WHAT TO DO: Collect all lines below with the string "的图象交于点".

[Dataset records]
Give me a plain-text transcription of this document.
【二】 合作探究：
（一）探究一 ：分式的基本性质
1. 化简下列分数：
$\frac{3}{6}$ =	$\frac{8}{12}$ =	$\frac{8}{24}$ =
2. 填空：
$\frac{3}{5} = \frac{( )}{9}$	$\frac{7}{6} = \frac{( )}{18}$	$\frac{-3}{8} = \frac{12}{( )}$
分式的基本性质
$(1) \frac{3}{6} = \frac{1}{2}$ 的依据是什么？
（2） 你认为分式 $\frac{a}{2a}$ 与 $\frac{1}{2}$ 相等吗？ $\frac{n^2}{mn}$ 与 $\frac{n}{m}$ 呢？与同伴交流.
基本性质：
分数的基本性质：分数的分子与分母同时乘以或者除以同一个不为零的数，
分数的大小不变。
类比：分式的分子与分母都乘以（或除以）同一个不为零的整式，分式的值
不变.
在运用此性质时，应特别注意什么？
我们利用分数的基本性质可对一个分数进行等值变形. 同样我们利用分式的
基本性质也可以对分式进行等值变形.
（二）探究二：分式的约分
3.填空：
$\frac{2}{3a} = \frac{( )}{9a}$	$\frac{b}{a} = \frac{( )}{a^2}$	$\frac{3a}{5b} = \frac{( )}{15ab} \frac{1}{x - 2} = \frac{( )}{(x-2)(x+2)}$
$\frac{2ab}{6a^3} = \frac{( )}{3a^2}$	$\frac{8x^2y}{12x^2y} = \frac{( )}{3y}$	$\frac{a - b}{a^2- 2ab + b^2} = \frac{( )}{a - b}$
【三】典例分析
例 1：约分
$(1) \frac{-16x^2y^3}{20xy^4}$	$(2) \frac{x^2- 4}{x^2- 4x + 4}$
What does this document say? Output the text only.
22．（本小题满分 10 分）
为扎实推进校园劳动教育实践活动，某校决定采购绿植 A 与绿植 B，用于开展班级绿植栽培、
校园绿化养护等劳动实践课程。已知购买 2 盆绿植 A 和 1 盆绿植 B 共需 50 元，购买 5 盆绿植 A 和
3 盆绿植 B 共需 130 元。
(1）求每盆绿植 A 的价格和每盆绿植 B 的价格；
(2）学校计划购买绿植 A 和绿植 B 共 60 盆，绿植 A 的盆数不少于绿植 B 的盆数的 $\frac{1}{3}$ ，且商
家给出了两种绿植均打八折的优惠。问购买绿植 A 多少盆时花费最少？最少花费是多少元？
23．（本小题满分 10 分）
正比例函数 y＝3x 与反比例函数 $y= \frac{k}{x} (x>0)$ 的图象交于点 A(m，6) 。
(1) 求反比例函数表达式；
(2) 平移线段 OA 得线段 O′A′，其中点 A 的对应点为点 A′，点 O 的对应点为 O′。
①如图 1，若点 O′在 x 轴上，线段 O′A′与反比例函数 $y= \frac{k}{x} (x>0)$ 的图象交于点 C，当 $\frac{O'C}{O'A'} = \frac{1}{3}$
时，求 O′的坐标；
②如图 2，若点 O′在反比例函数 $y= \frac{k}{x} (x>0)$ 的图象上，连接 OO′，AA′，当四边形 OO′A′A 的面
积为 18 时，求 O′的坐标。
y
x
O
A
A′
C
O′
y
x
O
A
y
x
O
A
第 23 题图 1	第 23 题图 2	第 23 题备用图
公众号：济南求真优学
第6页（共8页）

ANSWER TO THIS PROBLEM:
正比例函数 y＝3x 与反比例函数 $y= \frac{k}{x} (x>0)$ 的图象交于点 A(m，6) 。
①如图 1，若点 O′在 x 轴上，线段 O′A′与反比例函数 $y= \frac{k}{x} (x>0)$ 的图象交于点 C，当 $\frac{O'C}{O'A'} = \frac{1}{3}$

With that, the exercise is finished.